• Stated exercise: Work out how many lines in the listing below include the word "Cloned". Give nothing but the number.

^^^^

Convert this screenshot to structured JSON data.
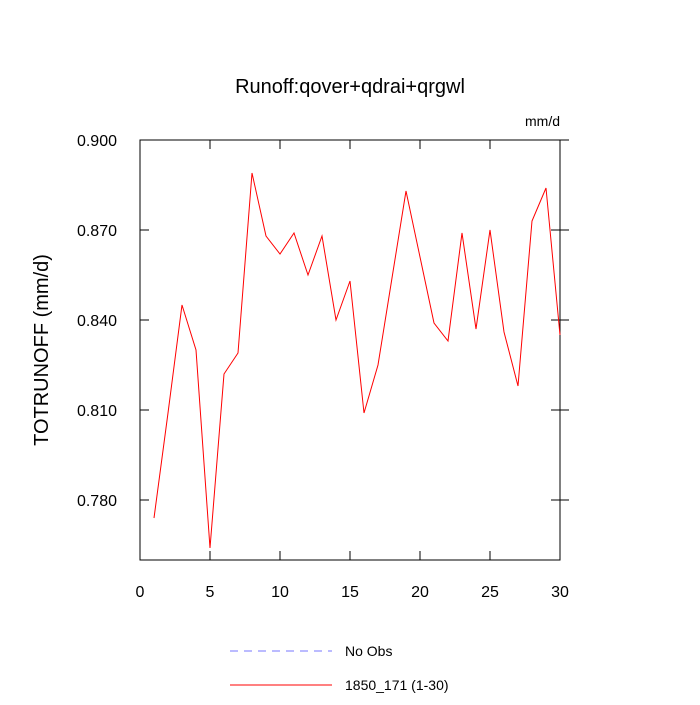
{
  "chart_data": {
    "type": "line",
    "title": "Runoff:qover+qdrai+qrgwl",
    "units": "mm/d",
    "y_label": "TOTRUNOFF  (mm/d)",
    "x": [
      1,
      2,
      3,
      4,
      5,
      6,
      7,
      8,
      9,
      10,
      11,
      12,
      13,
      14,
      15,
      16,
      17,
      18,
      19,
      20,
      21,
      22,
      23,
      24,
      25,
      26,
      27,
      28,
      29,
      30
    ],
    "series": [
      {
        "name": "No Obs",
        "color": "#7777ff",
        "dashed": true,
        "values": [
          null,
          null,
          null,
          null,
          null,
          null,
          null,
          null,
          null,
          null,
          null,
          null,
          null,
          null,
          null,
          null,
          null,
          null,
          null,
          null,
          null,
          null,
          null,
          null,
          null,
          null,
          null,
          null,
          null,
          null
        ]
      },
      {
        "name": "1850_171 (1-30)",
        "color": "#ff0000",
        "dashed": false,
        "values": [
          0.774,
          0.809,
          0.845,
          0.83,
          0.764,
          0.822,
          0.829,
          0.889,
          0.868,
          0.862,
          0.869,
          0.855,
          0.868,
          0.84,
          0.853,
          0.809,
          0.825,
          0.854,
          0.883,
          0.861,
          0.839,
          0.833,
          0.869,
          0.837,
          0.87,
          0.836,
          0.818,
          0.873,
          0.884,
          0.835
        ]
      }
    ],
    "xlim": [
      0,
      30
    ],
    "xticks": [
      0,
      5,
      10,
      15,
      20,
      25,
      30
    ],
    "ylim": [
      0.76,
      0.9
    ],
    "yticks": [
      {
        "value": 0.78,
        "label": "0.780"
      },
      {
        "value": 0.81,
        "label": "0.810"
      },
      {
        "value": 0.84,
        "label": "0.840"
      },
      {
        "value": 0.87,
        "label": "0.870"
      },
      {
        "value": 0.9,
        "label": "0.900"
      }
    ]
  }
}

^^^^

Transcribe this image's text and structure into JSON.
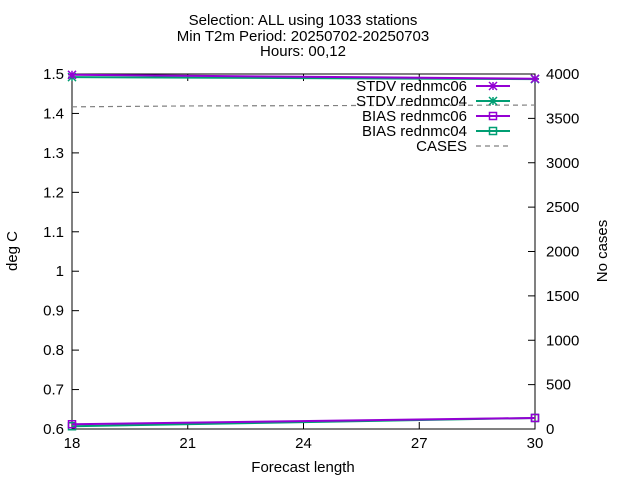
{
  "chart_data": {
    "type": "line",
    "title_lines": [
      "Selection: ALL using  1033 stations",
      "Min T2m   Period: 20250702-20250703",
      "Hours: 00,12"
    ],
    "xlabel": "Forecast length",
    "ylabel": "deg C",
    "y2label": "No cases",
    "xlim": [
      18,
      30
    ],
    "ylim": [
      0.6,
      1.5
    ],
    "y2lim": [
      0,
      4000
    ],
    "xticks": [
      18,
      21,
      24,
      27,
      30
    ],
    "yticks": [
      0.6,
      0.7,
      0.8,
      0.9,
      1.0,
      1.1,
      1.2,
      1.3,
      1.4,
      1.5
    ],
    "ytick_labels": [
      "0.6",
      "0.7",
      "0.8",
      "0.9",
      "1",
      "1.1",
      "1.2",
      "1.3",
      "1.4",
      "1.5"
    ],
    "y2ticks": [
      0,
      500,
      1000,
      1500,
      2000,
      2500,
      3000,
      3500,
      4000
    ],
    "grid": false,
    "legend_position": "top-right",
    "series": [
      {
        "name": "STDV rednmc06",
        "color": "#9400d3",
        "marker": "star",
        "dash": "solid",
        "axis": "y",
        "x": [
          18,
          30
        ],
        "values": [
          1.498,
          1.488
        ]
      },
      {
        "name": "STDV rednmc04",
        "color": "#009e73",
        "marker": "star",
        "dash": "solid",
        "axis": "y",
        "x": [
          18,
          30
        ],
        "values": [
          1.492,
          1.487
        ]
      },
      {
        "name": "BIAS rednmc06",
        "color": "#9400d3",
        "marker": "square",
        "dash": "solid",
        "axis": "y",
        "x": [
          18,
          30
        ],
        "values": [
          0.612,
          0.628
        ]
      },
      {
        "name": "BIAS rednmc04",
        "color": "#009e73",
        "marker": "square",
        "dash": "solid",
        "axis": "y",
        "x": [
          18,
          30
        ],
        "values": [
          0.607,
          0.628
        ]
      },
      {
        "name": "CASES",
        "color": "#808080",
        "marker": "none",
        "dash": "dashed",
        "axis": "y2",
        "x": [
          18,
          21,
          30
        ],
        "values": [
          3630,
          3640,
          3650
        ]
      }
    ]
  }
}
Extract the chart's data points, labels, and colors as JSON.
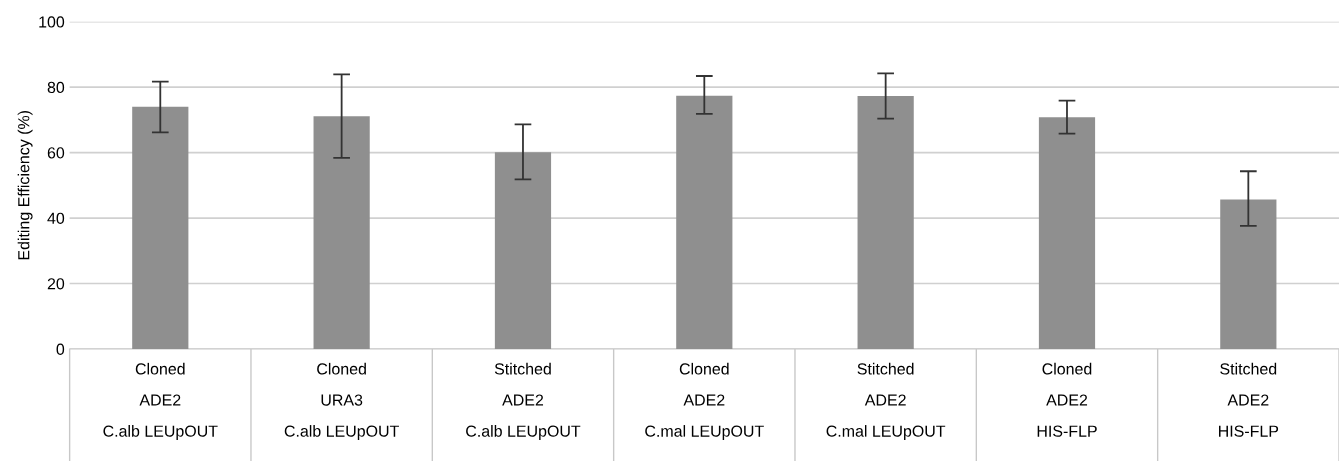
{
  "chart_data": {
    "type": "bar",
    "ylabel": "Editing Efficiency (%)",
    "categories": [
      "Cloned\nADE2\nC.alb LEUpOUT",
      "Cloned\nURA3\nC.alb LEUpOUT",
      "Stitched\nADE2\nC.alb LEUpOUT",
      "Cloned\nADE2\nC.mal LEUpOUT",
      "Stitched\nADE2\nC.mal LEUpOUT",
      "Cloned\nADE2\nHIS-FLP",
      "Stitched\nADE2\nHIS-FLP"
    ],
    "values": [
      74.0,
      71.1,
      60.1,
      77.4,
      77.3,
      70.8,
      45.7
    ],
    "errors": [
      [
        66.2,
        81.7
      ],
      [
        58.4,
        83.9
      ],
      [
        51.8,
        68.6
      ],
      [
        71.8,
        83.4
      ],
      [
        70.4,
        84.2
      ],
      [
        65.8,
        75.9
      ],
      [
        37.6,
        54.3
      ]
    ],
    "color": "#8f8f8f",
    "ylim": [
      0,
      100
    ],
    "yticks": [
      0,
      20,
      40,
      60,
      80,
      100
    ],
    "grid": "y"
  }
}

^^^^

• Task output: 4